Transcribe all of the material below word for word and leave out its pictures.

────────────────

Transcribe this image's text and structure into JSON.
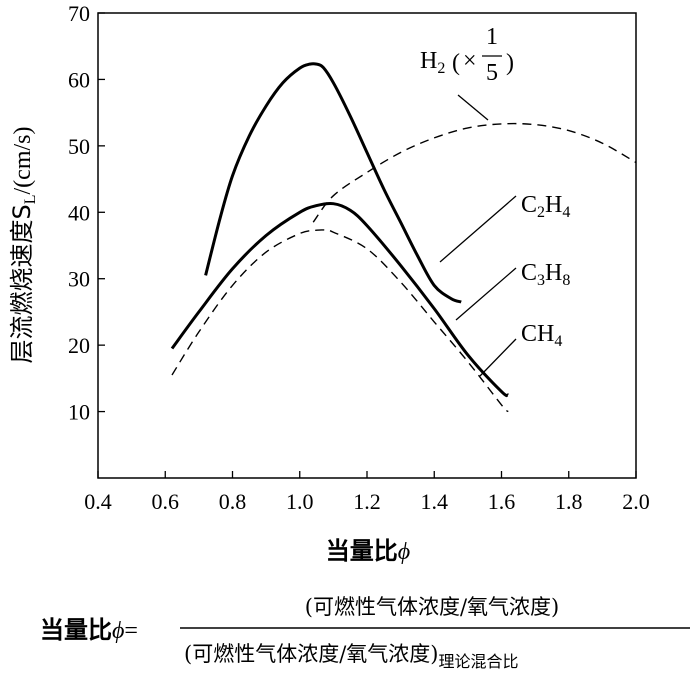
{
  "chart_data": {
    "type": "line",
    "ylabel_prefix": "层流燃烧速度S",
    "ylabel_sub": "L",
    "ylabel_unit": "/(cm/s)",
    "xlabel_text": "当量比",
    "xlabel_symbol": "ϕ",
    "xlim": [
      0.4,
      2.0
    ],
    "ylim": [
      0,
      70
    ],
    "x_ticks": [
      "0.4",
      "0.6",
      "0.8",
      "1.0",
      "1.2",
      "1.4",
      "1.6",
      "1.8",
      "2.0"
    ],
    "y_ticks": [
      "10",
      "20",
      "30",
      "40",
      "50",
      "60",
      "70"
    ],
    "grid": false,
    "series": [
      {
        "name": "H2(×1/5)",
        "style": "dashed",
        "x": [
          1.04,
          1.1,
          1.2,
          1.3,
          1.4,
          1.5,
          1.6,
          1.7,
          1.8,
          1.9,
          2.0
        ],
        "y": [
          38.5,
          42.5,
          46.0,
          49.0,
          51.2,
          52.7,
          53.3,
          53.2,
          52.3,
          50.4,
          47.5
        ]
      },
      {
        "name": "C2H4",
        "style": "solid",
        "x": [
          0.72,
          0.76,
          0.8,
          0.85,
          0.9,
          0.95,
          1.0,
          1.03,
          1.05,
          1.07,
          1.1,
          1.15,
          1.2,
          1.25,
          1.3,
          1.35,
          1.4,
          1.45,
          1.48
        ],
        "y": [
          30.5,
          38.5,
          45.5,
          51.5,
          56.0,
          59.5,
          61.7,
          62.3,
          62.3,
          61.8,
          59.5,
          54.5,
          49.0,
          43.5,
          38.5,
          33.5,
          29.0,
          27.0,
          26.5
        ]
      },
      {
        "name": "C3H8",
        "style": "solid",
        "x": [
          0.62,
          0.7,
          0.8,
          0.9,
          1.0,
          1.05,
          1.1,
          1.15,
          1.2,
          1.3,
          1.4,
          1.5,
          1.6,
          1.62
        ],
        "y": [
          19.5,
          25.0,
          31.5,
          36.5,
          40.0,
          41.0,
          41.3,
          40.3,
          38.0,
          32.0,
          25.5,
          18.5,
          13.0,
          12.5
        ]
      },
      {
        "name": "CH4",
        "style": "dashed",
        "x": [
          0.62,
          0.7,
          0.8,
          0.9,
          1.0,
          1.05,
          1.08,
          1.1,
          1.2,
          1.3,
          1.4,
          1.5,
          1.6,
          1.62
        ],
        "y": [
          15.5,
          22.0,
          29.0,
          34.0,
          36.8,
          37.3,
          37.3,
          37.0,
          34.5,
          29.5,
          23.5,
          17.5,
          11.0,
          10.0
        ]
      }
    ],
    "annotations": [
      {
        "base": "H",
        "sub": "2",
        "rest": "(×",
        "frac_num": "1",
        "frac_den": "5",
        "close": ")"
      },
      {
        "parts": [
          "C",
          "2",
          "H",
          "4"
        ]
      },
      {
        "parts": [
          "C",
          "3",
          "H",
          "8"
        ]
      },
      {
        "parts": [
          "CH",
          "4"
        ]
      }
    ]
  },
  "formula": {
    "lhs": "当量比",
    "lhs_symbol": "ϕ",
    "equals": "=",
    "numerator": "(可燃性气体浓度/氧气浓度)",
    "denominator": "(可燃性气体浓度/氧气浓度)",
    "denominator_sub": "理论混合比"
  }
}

────────────────

**COMPLETED TASK**:
Transcribe this image's text and structure into JSON.
{
  "chart_data": {
    "type": "line",
    "ylabel_prefix": "层流燃烧速度S",
    "ylabel_sub": "L",
    "ylabel_unit": "/(cm/s)",
    "xlabel_text": "当量比",
    "xlabel_symbol": "ϕ",
    "xlim": [
      0.4,
      2.0
    ],
    "ylim": [
      0,
      70
    ],
    "x_ticks": [
      "0.4",
      "0.6",
      "0.8",
      "1.0",
      "1.2",
      "1.4",
      "1.6",
      "1.8",
      "2.0"
    ],
    "y_ticks": [
      "10",
      "20",
      "30",
      "40",
      "50",
      "60",
      "70"
    ],
    "grid": false,
    "series": [
      {
        "name": "H2(×1/5)",
        "style": "dashed",
        "x": [
          1.04,
          1.1,
          1.2,
          1.3,
          1.4,
          1.5,
          1.6,
          1.7,
          1.8,
          1.9,
          2.0
        ],
        "y": [
          38.5,
          42.5,
          46.0,
          49.0,
          51.2,
          52.7,
          53.3,
          53.2,
          52.3,
          50.4,
          47.5
        ]
      },
      {
        "name": "C2H4",
        "style": "solid",
        "x": [
          0.72,
          0.76,
          0.8,
          0.85,
          0.9,
          0.95,
          1.0,
          1.03,
          1.05,
          1.07,
          1.1,
          1.15,
          1.2,
          1.25,
          1.3,
          1.35,
          1.4,
          1.45,
          1.48
        ],
        "y": [
          30.5,
          38.5,
          45.5,
          51.5,
          56.0,
          59.5,
          61.7,
          62.3,
          62.3,
          61.8,
          59.5,
          54.5,
          49.0,
          43.5,
          38.5,
          33.5,
          29.0,
          27.0,
          26.5
        ]
      },
      {
        "name": "C3H8",
        "style": "solid",
        "x": [
          0.62,
          0.7,
          0.8,
          0.9,
          1.0,
          1.05,
          1.1,
          1.15,
          1.2,
          1.3,
          1.4,
          1.5,
          1.6,
          1.62
        ],
        "y": [
          19.5,
          25.0,
          31.5,
          36.5,
          40.0,
          41.0,
          41.3,
          40.3,
          38.0,
          32.0,
          25.5,
          18.5,
          13.0,
          12.5
        ]
      },
      {
        "name": "CH4",
        "style": "dashed",
        "x": [
          0.62,
          0.7,
          0.8,
          0.9,
          1.0,
          1.05,
          1.08,
          1.1,
          1.2,
          1.3,
          1.4,
          1.5,
          1.6,
          1.62
        ],
        "y": [
          15.5,
          22.0,
          29.0,
          34.0,
          36.8,
          37.3,
          37.3,
          37.0,
          34.5,
          29.5,
          23.5,
          17.5,
          11.0,
          10.0
        ]
      }
    ],
    "annotations": [
      {
        "base": "H",
        "sub": "2",
        "rest": "(×",
        "frac_num": "1",
        "frac_den": "5",
        "close": ")"
      },
      {
        "parts": [
          "C",
          "2",
          "H",
          "4"
        ]
      },
      {
        "parts": [
          "C",
          "3",
          "H",
          "8"
        ]
      },
      {
        "parts": [
          "CH",
          "4"
        ]
      }
    ]
  },
  "formula": {
    "lhs": "当量比",
    "lhs_symbol": "ϕ",
    "equals": "=",
    "numerator": "(可燃性气体浓度/氧气浓度)",
    "denominator": "(可燃性气体浓度/氧气浓度)",
    "denominator_sub": "理论混合比"
  }
}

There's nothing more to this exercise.